Aim of the exercise: Count how many lines hold the word "active" and give that number as the whole answer.

Record excerpts:
------------------------------------------------------------

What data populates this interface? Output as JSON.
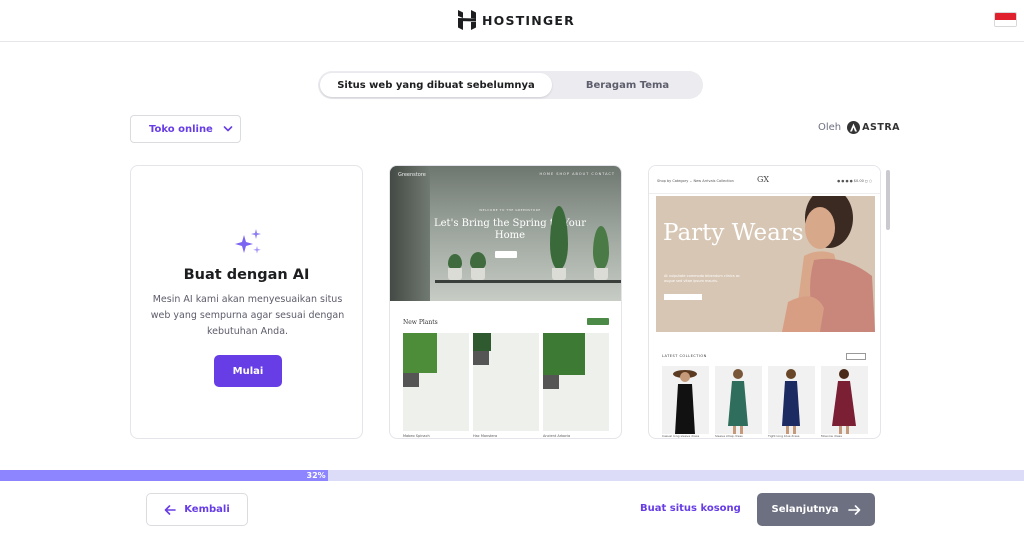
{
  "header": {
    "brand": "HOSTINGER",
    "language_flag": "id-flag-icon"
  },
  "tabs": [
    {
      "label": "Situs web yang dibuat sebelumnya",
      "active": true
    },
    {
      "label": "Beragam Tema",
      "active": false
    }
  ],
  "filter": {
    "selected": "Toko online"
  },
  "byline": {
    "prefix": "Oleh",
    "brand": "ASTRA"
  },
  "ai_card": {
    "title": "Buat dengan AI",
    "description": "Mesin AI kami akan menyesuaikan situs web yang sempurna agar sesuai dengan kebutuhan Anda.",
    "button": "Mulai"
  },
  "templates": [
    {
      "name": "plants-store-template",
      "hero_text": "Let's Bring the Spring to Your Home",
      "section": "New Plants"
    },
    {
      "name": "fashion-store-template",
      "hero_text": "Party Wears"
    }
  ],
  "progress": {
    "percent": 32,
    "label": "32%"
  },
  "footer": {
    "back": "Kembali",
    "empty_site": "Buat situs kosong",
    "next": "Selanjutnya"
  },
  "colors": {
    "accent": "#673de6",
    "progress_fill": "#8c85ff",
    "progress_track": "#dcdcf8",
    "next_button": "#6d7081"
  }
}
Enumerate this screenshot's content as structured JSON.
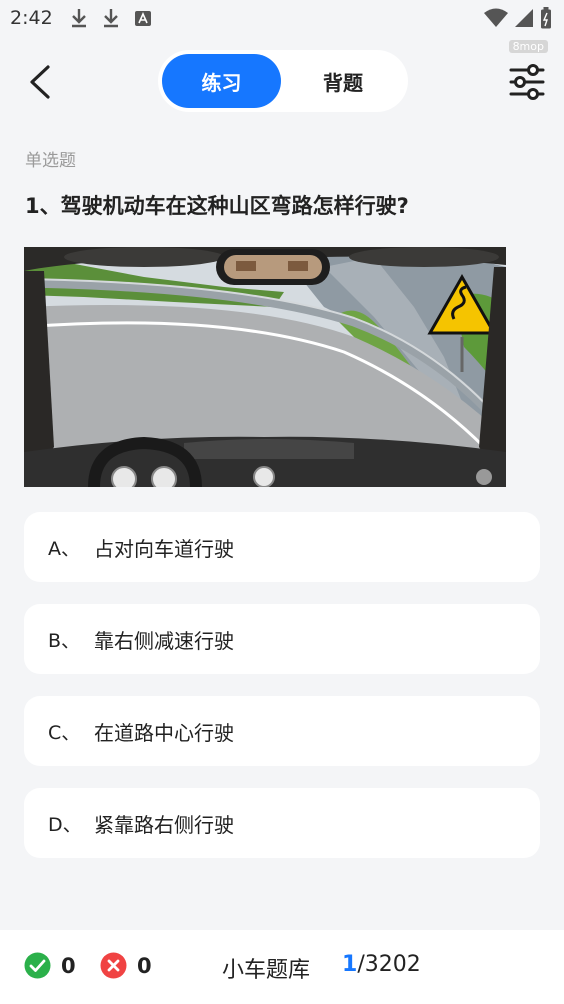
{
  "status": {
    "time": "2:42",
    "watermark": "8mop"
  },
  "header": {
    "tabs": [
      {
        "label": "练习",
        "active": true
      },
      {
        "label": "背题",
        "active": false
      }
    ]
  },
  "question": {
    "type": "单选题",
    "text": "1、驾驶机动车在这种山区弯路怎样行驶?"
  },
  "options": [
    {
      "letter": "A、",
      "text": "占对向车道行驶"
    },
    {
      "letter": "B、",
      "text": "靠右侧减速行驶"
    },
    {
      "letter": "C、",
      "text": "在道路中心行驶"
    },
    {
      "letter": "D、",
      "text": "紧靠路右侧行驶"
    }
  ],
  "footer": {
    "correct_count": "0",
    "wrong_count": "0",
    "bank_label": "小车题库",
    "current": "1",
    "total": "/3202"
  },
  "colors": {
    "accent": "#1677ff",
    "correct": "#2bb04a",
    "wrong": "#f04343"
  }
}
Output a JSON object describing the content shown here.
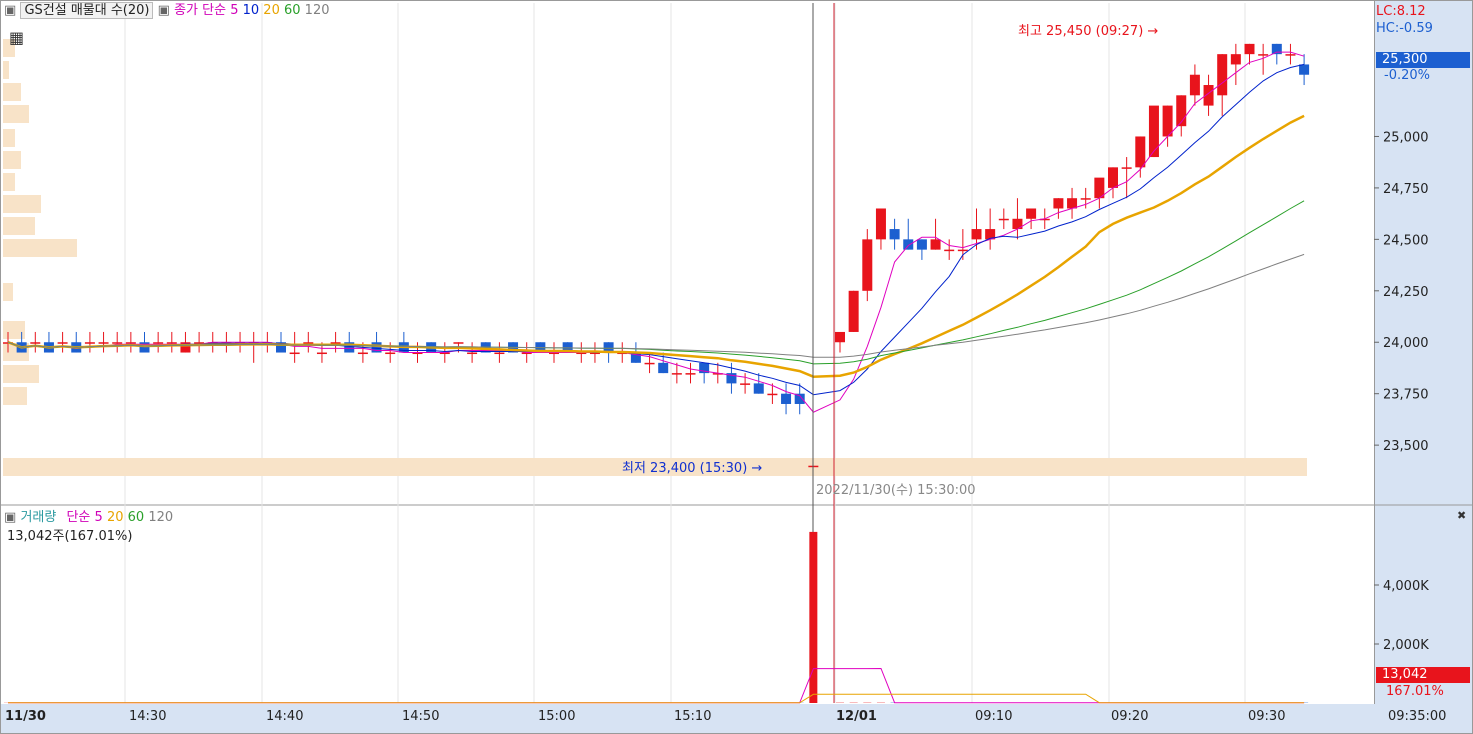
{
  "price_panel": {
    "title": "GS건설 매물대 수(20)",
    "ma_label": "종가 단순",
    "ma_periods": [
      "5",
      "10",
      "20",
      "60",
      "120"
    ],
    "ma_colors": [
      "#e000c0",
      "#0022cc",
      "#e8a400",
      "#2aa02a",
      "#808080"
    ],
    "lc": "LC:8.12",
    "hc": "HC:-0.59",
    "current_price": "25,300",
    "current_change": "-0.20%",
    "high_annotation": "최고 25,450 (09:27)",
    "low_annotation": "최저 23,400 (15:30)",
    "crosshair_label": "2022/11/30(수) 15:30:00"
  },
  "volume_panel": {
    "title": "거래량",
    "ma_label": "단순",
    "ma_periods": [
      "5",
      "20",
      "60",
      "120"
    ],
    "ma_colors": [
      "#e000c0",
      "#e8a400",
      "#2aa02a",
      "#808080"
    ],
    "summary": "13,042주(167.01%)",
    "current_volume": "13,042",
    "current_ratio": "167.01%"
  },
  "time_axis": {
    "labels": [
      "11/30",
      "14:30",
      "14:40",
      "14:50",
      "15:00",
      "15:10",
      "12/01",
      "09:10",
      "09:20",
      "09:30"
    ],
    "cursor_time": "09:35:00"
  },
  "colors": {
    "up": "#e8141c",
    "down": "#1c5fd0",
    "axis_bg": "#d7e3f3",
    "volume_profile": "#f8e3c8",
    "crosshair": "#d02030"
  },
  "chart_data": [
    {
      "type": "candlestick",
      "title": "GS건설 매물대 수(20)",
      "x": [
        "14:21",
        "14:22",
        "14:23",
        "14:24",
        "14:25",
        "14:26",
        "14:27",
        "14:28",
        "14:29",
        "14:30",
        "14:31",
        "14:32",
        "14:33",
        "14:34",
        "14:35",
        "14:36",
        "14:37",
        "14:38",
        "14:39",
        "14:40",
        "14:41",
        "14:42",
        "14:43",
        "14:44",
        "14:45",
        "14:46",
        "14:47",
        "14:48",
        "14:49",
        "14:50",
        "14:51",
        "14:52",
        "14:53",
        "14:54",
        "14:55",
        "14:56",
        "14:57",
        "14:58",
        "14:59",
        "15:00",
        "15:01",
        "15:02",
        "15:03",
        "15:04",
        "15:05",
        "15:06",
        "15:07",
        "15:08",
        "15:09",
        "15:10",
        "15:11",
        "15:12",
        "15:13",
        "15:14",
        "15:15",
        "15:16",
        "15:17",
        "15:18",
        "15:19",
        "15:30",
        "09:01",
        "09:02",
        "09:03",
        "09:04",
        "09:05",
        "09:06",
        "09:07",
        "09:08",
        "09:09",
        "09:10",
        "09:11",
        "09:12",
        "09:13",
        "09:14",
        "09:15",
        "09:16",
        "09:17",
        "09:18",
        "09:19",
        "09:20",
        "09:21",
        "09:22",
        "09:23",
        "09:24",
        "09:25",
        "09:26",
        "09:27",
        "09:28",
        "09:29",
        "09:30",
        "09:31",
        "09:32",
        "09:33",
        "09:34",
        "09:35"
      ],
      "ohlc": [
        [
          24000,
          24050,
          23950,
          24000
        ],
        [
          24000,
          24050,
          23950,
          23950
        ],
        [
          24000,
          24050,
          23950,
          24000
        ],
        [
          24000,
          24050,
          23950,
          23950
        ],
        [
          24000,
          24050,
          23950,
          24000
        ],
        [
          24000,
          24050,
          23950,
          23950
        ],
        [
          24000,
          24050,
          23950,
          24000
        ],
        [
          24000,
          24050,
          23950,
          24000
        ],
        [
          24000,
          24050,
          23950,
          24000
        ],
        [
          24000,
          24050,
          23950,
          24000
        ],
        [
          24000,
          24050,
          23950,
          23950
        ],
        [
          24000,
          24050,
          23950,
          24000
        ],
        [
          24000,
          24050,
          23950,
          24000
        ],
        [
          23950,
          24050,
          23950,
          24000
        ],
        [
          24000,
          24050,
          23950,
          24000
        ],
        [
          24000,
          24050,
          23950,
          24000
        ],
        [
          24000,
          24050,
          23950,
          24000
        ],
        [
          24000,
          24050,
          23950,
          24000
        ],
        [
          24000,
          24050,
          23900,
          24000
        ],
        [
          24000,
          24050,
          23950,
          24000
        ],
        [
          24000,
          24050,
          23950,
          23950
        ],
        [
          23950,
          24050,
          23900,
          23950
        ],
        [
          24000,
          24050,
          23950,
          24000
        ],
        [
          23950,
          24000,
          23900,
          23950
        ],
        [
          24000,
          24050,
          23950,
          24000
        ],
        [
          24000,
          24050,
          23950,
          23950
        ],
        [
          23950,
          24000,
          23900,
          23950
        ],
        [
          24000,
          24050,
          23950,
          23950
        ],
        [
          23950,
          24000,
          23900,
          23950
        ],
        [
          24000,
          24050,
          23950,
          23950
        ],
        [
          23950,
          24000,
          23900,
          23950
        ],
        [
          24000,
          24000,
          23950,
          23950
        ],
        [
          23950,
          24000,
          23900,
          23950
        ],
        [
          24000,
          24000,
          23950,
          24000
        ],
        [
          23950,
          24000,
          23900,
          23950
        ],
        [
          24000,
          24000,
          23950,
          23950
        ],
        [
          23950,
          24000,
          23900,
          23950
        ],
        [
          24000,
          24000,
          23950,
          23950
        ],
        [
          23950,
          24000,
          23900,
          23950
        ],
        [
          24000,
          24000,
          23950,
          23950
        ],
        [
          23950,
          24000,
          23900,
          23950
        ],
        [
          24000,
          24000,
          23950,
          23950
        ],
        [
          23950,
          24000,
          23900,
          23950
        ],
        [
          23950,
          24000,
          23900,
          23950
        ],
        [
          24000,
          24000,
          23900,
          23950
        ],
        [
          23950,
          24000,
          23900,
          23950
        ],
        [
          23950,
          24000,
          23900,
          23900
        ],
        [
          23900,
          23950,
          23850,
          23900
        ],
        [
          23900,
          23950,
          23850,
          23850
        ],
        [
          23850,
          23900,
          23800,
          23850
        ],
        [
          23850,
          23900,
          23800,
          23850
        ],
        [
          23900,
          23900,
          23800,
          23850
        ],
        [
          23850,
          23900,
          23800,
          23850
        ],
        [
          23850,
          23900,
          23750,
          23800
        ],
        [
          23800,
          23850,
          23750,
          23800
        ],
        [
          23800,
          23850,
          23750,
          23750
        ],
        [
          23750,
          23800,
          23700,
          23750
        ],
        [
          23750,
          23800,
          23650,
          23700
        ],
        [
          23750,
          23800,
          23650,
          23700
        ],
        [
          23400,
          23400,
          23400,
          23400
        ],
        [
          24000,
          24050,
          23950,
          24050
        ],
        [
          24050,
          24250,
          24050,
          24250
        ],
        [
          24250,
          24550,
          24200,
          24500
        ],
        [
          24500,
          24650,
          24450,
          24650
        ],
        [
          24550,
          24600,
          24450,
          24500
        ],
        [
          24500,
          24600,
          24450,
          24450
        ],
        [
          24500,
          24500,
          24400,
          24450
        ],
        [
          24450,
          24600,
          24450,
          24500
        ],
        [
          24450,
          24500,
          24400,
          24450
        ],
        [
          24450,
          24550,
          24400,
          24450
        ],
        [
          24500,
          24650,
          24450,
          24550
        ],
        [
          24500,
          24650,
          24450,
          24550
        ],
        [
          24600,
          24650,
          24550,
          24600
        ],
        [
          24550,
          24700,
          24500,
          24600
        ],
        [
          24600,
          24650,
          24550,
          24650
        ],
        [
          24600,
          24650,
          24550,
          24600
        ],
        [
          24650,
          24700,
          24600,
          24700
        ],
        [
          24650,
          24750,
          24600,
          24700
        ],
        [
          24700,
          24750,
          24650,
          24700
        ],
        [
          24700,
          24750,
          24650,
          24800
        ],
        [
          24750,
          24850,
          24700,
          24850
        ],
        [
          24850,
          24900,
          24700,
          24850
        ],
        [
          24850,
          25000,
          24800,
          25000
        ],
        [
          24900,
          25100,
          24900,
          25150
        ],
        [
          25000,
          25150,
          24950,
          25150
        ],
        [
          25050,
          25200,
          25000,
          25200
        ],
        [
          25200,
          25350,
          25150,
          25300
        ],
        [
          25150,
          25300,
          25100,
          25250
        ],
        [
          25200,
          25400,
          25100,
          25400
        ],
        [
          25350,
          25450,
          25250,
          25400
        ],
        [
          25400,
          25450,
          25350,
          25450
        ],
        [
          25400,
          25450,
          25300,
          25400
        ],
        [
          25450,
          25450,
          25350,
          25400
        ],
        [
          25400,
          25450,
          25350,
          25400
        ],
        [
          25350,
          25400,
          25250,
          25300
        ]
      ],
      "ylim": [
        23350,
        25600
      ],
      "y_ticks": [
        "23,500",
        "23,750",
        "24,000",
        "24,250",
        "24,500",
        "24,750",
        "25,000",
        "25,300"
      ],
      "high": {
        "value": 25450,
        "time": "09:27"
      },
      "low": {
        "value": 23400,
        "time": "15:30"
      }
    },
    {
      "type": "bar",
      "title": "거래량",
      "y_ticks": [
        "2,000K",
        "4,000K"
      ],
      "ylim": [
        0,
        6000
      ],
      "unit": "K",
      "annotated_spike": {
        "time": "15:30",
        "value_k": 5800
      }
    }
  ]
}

------------------------------------------------------------

Solution for this problem: 4